BEGIN Data for the task
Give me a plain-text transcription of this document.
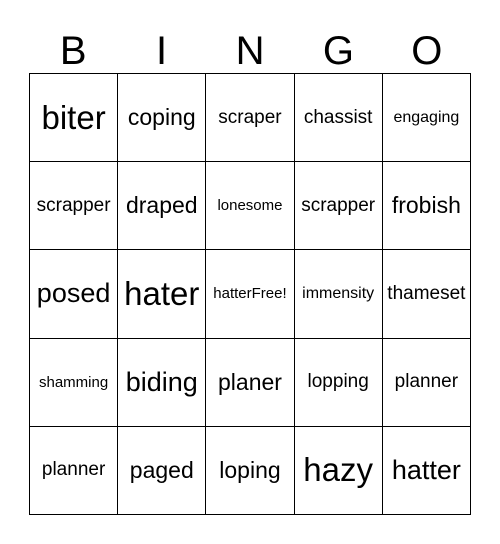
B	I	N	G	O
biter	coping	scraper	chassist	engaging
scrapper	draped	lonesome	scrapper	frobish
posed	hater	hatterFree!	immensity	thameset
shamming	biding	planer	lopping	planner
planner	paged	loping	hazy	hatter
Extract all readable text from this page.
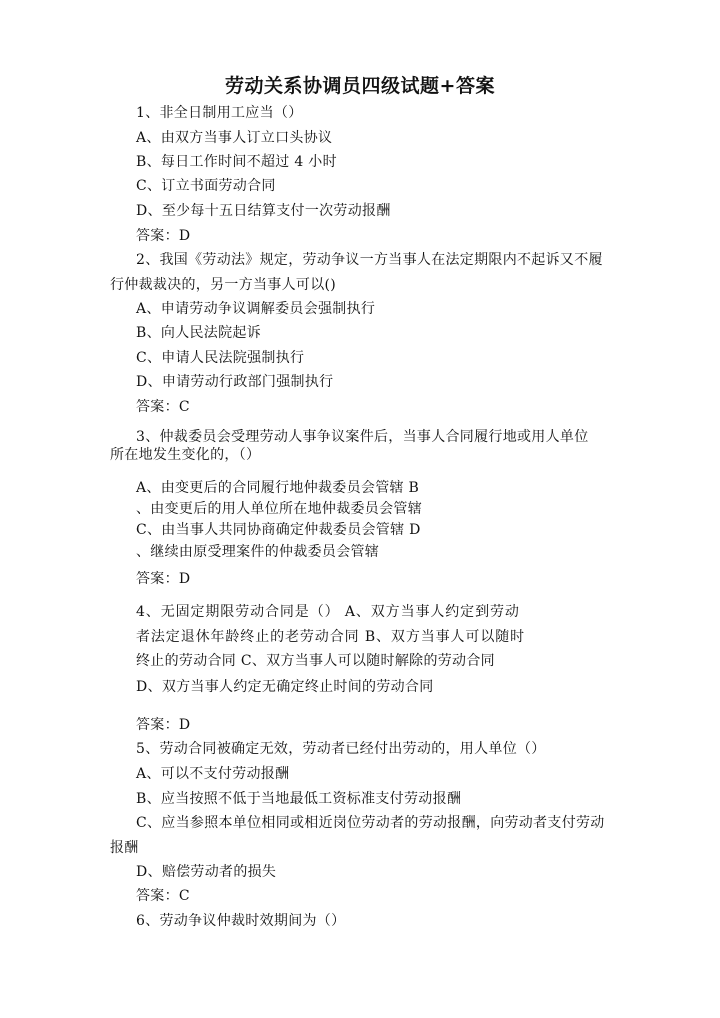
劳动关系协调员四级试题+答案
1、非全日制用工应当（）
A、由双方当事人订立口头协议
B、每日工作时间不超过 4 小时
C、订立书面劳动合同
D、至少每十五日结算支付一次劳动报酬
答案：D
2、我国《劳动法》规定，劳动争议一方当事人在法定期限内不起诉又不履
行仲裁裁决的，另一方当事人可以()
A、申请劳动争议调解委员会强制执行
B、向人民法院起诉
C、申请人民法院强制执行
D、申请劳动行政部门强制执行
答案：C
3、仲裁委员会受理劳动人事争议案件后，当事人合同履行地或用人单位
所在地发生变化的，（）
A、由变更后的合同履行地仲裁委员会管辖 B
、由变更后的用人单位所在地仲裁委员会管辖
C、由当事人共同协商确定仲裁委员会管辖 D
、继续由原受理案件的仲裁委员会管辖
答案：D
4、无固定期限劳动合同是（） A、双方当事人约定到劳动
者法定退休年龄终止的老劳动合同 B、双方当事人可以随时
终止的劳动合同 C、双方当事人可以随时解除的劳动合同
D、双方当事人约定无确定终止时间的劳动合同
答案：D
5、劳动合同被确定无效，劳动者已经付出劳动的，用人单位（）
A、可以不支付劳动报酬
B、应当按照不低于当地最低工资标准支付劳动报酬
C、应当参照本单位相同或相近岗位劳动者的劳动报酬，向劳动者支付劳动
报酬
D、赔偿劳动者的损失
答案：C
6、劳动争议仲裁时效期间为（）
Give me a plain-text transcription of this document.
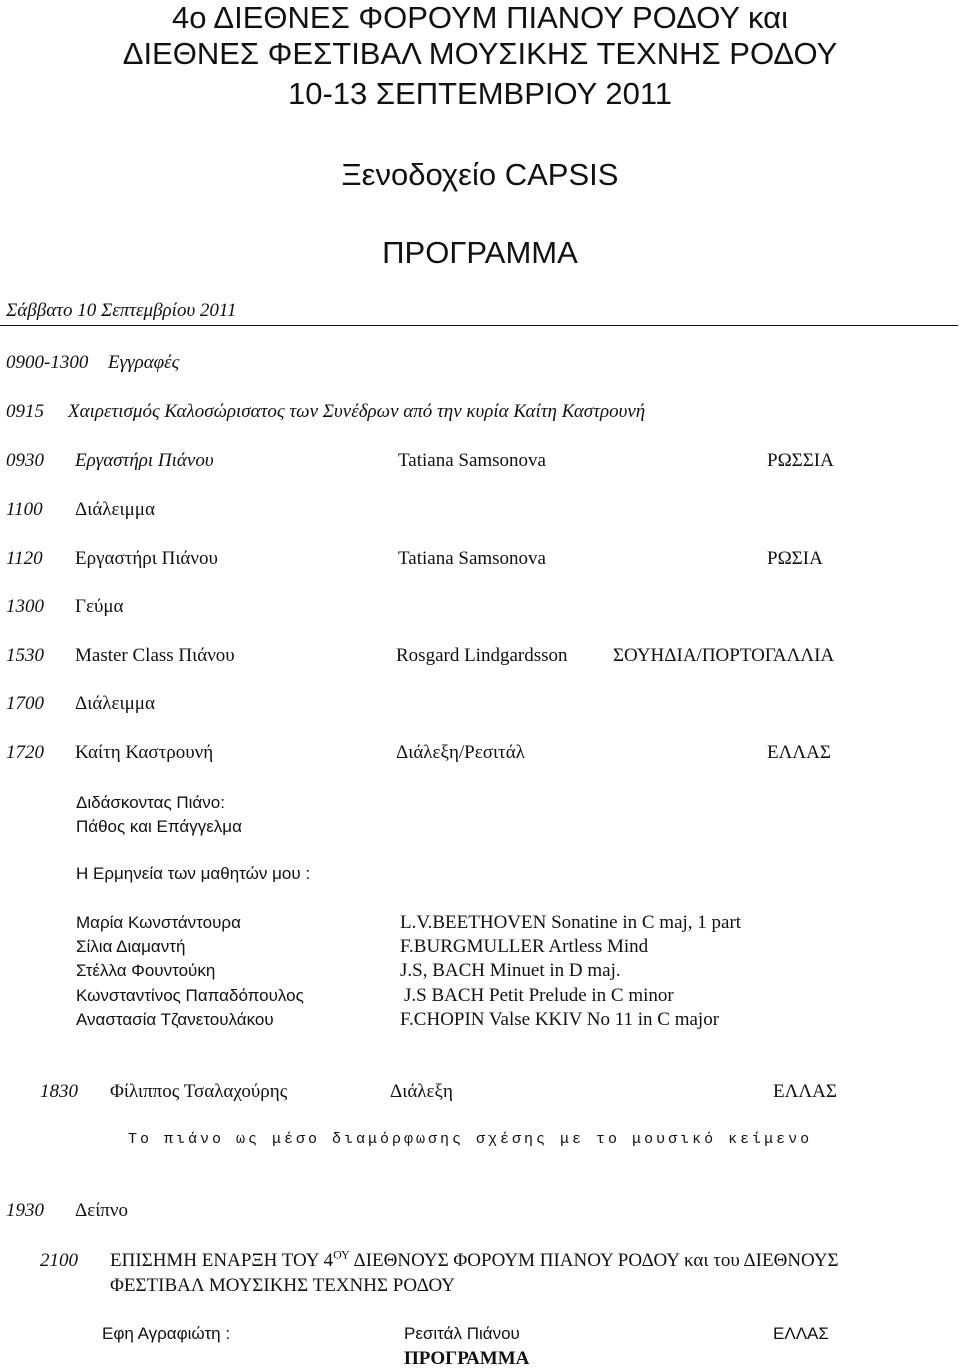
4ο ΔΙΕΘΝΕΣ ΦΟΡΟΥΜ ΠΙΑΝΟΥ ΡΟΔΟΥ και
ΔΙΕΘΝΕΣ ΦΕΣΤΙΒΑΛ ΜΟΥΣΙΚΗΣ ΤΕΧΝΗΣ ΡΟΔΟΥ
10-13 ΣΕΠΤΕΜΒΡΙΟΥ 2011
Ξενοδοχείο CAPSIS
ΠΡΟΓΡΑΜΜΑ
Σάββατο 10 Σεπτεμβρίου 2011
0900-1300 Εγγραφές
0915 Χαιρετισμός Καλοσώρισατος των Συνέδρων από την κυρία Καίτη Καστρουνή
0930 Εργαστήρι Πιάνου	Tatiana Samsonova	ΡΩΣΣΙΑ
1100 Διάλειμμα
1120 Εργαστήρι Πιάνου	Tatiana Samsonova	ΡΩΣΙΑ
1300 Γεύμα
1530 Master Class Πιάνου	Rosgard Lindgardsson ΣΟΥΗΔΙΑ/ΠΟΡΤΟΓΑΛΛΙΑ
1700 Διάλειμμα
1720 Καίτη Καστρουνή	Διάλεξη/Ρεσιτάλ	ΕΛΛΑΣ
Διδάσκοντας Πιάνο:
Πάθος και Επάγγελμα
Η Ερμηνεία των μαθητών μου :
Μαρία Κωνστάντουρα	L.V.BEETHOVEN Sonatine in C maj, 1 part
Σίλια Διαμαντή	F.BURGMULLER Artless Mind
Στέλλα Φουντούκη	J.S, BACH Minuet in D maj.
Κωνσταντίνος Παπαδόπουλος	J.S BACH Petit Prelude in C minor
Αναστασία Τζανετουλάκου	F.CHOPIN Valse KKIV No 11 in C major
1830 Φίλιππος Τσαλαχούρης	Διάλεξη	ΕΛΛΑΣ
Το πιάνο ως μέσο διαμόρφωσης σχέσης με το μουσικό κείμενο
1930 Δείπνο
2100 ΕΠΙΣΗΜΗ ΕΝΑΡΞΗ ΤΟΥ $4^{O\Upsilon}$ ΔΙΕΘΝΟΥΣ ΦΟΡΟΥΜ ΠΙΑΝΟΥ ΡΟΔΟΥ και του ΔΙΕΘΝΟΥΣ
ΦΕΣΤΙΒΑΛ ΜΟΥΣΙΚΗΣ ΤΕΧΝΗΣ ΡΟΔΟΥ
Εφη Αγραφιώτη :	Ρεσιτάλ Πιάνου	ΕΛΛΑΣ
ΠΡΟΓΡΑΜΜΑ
END Data for the task
BEGIN Data for the task
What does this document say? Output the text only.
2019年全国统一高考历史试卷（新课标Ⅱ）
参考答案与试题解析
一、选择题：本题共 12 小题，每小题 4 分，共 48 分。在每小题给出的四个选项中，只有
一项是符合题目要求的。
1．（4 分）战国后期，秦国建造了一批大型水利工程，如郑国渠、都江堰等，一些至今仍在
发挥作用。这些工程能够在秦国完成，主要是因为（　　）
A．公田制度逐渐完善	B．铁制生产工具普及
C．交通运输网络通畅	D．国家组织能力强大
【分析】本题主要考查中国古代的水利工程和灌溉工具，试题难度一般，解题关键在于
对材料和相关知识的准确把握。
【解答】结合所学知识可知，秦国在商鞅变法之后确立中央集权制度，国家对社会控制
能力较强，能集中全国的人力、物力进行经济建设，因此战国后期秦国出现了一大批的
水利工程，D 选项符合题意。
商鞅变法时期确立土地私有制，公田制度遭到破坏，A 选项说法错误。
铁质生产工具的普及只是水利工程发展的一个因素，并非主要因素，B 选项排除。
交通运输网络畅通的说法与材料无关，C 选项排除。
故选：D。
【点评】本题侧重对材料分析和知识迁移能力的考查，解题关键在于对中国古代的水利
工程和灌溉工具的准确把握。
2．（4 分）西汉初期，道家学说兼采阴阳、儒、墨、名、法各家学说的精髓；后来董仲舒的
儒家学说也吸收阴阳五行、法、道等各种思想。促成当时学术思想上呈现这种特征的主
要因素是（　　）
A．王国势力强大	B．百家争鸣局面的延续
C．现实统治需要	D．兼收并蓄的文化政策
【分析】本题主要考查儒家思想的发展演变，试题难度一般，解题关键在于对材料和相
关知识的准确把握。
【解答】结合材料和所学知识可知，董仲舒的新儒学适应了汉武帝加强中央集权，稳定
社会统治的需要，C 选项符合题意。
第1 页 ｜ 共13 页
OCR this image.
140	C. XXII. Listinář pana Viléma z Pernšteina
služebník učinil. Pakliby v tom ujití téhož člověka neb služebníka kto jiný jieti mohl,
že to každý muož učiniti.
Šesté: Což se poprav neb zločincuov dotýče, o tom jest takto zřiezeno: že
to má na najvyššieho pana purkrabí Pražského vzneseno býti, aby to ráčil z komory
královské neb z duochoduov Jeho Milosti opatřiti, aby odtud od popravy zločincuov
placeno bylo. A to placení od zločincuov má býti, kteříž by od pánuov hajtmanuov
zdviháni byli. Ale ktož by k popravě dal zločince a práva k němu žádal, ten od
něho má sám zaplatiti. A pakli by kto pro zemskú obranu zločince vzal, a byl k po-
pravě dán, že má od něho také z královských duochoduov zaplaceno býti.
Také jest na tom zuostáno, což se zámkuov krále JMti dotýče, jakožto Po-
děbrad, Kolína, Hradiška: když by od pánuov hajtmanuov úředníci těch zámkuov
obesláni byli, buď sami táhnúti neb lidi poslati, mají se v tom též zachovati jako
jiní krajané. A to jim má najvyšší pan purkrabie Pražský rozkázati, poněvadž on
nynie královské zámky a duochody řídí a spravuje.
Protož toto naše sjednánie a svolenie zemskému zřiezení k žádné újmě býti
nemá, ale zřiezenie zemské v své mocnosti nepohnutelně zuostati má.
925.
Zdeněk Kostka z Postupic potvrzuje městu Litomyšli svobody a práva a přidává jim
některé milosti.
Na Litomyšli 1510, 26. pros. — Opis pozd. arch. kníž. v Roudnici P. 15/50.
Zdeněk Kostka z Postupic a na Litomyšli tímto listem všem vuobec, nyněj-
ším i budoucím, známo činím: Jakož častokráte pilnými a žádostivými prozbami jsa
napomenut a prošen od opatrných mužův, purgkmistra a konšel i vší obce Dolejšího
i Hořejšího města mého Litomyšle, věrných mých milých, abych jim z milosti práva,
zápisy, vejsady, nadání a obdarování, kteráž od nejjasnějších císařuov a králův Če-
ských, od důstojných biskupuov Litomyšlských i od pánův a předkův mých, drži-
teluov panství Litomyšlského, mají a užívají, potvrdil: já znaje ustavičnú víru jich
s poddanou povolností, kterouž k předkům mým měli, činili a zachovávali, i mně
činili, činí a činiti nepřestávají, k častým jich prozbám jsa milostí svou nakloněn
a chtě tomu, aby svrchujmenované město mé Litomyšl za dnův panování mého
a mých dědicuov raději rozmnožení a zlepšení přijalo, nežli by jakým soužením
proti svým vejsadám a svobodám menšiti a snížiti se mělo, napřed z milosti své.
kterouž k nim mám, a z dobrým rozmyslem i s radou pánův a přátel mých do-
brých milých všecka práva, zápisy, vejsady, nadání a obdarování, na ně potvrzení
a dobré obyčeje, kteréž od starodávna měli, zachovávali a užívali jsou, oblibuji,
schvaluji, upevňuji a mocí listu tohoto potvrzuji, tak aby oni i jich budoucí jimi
END Data for the task
BEGIN Data for the task
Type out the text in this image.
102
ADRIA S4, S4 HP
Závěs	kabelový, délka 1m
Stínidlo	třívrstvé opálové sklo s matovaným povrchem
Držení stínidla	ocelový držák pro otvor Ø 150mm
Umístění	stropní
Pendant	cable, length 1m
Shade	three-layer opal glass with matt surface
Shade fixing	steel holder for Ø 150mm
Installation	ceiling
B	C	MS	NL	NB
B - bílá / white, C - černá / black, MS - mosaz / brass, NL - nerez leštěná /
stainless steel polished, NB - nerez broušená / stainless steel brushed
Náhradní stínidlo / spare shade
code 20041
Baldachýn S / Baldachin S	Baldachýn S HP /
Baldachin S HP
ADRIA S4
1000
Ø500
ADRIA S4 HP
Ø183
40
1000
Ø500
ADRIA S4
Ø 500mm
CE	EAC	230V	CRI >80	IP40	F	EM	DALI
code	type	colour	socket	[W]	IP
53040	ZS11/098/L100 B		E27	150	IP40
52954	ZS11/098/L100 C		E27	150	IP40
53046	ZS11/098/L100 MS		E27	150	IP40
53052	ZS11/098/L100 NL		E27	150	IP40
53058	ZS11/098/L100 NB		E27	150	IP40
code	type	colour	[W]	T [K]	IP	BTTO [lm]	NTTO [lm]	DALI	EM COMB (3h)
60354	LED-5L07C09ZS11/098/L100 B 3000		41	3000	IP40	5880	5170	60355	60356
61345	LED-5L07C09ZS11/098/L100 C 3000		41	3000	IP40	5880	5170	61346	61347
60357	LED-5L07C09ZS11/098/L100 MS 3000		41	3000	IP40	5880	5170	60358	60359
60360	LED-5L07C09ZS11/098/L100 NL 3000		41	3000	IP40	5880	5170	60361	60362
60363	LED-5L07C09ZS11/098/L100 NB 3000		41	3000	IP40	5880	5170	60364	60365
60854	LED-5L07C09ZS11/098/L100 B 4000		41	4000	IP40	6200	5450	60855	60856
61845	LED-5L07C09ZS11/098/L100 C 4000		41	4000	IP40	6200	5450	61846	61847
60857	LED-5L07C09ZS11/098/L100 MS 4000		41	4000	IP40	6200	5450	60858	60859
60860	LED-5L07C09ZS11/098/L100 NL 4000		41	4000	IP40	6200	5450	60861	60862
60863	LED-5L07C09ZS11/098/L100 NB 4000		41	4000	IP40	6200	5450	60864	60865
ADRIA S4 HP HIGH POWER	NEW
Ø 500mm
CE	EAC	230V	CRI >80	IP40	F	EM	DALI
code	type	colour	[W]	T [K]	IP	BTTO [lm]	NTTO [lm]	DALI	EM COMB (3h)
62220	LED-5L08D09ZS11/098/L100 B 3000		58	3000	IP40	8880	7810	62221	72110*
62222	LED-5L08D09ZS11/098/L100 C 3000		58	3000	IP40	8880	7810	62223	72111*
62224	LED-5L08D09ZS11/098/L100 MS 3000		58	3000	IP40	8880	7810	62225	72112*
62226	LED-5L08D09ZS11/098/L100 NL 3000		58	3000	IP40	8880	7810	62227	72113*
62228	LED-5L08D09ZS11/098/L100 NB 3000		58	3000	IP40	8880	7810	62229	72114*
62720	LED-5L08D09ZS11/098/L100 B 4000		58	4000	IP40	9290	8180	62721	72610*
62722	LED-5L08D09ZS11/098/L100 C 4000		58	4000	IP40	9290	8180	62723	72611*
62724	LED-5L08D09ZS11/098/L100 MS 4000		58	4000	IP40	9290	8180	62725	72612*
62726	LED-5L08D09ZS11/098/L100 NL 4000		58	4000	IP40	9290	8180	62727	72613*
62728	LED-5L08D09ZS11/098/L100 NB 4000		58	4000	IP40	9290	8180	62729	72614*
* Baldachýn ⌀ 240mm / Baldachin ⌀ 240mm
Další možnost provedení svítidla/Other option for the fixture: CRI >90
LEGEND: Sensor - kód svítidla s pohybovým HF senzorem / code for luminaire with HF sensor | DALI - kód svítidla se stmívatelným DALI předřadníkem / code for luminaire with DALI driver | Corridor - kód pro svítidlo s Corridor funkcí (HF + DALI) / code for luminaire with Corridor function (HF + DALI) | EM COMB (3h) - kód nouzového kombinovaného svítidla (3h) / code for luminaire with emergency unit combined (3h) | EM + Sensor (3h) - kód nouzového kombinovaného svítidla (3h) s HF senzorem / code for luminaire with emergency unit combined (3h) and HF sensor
END Data for the task
Required task: Pick out every line above that holds the word "nerez" and copy it.

Answer to this task:
B - bílá / white, C - černá / black, MS - mosaz / brass, NL - nerez leštěná /
stainless steel polished, NB - nerez broušená / stainless steel brushed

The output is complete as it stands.